GIVEN RECORDS:
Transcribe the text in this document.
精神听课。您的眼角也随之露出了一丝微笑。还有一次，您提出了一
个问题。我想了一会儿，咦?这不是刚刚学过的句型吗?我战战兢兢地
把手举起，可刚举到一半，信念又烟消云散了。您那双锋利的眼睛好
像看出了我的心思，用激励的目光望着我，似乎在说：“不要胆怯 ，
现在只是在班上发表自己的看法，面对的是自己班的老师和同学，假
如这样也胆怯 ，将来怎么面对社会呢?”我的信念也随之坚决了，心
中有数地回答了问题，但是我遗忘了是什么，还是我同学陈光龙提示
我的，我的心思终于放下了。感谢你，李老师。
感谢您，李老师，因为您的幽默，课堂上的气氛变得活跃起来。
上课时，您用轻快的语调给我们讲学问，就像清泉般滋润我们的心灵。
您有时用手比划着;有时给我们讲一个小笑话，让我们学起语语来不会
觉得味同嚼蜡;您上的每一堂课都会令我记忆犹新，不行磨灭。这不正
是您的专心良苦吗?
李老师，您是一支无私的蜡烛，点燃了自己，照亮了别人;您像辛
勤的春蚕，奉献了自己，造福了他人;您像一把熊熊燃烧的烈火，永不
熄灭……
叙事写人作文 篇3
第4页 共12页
--
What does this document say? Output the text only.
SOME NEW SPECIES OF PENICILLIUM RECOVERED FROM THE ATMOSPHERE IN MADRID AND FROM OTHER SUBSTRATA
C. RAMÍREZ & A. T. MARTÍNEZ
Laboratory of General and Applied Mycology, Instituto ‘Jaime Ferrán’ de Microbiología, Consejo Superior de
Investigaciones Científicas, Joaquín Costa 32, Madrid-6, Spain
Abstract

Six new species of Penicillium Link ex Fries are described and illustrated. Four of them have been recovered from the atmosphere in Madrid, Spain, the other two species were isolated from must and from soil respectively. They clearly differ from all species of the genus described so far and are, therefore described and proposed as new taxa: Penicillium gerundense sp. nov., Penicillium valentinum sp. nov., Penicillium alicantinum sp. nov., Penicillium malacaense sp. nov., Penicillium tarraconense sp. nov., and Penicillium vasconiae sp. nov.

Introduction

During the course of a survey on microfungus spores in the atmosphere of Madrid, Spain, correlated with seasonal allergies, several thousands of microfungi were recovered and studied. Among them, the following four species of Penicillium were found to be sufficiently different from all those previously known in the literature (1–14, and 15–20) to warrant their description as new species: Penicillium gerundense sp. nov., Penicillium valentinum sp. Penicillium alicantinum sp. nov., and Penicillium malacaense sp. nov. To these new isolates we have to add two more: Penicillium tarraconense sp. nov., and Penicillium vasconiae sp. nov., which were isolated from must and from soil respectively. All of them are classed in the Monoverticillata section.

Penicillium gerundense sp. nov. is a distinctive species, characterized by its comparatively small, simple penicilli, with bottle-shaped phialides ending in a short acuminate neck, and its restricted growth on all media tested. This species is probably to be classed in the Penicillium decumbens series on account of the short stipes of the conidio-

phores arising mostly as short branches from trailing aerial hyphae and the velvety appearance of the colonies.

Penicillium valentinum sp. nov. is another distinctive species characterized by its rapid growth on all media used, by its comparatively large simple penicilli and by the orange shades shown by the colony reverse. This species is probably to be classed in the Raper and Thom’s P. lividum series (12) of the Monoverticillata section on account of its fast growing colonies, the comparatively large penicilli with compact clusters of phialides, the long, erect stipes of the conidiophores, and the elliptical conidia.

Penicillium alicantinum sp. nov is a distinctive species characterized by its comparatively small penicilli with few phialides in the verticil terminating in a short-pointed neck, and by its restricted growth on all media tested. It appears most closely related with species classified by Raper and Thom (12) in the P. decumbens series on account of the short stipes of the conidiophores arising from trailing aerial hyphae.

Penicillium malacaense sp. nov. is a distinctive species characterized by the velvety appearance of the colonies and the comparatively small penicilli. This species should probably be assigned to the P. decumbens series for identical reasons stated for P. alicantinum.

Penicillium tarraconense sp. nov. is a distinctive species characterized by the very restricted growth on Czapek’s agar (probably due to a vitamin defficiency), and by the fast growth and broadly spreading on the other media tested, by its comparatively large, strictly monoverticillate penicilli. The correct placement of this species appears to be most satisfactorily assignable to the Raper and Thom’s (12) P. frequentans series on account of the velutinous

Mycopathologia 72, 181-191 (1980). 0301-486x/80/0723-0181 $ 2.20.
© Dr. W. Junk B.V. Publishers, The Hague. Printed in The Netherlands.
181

WHAT TO WORK ON: Make a copy of each line that contains the string "velvety".

WRITTEN ANSWER:
phores arising mostly as short branches from trailing aerial hyphae and the velvety appearance of the colonies.
Penicillium malacaense sp. nov. is a distinctive species characterized by the velvety appearance of the colonies and the comparatively small penicilli. This species should probably be assigned to the P. decumbens series for identical reasons stated for P. alicantinum.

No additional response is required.